YOUR INSTRUCTIONS -
Your task is to reproduce the material exactly.

GIVEN DATA -

** Begin **

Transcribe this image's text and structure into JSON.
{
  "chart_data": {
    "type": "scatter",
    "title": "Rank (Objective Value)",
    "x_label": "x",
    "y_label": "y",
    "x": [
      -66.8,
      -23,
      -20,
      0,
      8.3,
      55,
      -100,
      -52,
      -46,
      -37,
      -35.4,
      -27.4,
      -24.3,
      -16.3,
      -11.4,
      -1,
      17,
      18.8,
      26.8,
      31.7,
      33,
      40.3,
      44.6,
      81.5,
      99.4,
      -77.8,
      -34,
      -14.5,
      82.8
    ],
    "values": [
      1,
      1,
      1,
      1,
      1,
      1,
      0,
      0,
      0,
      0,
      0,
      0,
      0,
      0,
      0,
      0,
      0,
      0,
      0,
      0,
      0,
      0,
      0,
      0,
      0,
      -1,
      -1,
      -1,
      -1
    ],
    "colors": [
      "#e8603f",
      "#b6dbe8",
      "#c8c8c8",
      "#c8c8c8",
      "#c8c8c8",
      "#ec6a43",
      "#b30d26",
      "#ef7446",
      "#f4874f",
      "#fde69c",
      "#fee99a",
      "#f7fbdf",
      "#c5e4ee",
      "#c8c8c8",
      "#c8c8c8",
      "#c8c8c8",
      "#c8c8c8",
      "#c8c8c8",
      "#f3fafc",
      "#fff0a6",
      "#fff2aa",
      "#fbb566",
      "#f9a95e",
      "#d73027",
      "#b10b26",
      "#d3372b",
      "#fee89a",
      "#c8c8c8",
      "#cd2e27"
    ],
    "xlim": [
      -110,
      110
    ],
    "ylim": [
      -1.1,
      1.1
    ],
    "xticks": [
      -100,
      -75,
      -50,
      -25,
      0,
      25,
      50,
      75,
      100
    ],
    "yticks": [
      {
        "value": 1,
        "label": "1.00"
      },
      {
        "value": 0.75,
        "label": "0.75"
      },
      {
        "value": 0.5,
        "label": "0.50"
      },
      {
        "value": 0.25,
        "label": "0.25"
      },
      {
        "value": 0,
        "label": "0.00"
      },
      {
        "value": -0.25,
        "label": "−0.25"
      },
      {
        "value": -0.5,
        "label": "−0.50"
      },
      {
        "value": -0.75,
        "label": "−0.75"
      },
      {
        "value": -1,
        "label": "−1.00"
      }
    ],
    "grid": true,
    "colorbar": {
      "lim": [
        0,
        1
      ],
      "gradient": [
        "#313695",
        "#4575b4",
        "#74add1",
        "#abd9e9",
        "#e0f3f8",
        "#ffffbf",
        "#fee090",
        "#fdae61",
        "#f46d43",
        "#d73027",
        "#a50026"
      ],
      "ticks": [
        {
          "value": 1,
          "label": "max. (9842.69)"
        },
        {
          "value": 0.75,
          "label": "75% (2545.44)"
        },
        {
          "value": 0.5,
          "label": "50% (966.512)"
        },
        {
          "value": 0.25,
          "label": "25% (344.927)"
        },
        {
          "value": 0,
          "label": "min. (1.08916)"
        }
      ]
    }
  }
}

** End **

WRITTEN ANSWER -
Transcribe this image's text and structure into JSON.
{
  "chart_data": {
    "type": "scatter",
    "title": "Rank (Objective Value)",
    "x_label": "x",
    "y_label": "y",
    "x": [
      -66.8,
      -23,
      -20,
      0,
      8.3,
      55,
      -100,
      -52,
      -46,
      -37,
      -35.4,
      -27.4,
      -24.3,
      -16.3,
      -11.4,
      -1,
      17,
      18.8,
      26.8,
      31.7,
      33,
      40.3,
      44.6,
      81.5,
      99.4,
      -77.8,
      -34,
      -14.5,
      82.8
    ],
    "values": [
      1,
      1,
      1,
      1,
      1,
      1,
      0,
      0,
      0,
      0,
      0,
      0,
      0,
      0,
      0,
      0,
      0,
      0,
      0,
      0,
      0,
      0,
      0,
      0,
      0,
      -1,
      -1,
      -1,
      -1
    ],
    "colors": [
      "#e8603f",
      "#b6dbe8",
      "#c8c8c8",
      "#c8c8c8",
      "#c8c8c8",
      "#ec6a43",
      "#b30d26",
      "#ef7446",
      "#f4874f",
      "#fde69c",
      "#fee99a",
      "#f7fbdf",
      "#c5e4ee",
      "#c8c8c8",
      "#c8c8c8",
      "#c8c8c8",
      "#c8c8c8",
      "#c8c8c8",
      "#f3fafc",
      "#fff0a6",
      "#fff2aa",
      "#fbb566",
      "#f9a95e",
      "#d73027",
      "#b10b26",
      "#d3372b",
      "#fee89a",
      "#c8c8c8",
      "#cd2e27"
    ],
    "xlim": [
      -110,
      110
    ],
    "ylim": [
      -1.1,
      1.1
    ],
    "xticks": [
      -100,
      -75,
      -50,
      -25,
      0,
      25,
      50,
      75,
      100
    ],
    "yticks": [
      {
        "value": 1,
        "label": "1.00"
      },
      {
        "value": 0.75,
        "label": "0.75"
      },
      {
        "value": 0.5,
        "label": "0.50"
      },
      {
        "value": 0.25,
        "label": "0.25"
      },
      {
        "value": 0,
        "label": "0.00"
      },
      {
        "value": -0.25,
        "label": "−0.25"
      },
      {
        "value": -0.5,
        "label": "−0.50"
      },
      {
        "value": -0.75,
        "label": "−0.75"
      },
      {
        "value": -1,
        "label": "−1.00"
      }
    ],
    "grid": true,
    "colorbar": {
      "lim": [
        0,
        1
      ],
      "gradient": [
        "#313695",
        "#4575b4",
        "#74add1",
        "#abd9e9",
        "#e0f3f8",
        "#ffffbf",
        "#fee090",
        "#fdae61",
        "#f46d43",
        "#d73027",
        "#a50026"
      ],
      "ticks": [
        {
          "value": 1,
          "label": "max. (9842.69)"
        },
        {
          "value": 0.75,
          "label": "75% (2545.44)"
        },
        {
          "value": 0.5,
          "label": "50% (966.512)"
        },
        {
          "value": 0.25,
          "label": "25% (344.927)"
        },
        {
          "value": 0,
          "label": "min. (1.08916)"
        }
      ]
    }
  }
}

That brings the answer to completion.